■ Exercise directions ■
Print all entries precisely as they are written.

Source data
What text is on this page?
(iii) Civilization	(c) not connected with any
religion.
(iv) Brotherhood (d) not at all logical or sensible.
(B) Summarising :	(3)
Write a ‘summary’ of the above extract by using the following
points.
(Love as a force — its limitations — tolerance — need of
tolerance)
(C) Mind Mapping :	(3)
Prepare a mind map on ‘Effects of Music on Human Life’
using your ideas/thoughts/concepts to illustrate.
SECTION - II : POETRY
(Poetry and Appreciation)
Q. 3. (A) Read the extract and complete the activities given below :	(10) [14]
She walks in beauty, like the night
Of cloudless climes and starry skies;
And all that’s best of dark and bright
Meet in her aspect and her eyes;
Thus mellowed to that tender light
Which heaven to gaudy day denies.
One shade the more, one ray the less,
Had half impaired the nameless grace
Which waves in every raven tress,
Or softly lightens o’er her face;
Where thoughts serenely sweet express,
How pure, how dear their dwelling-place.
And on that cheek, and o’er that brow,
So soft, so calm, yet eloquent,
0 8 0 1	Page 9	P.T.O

■ Exercise response ■
What text is on this page?
(iii) Civilization	(c) not connected with any
religion.
(iv) Brotherhood (d) not at all logical or sensible.
(B) Summarising :	(3)
Write a ‘summary’ of the above extract by using the following
points.
(Love as a force — its limitations — tolerance — need of
tolerance)
(C) Mind Mapping :	(3)
Prepare a mind map on ‘Effects of Music on Human Life’
using your ideas/thoughts/concepts to illustrate.
SECTION - II : POETRY
(Poetry and Appreciation)
Q. 3. (A) Read the extract and complete the activities given below :	(10) [14]
She walks in beauty, like the night
Of cloudless climes and starry skies;
And all that’s best of dark and bright
Meet in her aspect and her eyes;
Thus mellowed to that tender light
Which heaven to gaudy day denies.
One shade the more, one ray the less,
Had half impaired the nameless grace
Which waves in every raven tress,
Or softly lightens o’er her face;
Where thoughts serenely sweet express,
How pure, how dear their dwelling-place.
And on that cheek, and o’er that brow,
So soft, so calm, yet eloquent,
0 8 0 1	Page 9	P.T.O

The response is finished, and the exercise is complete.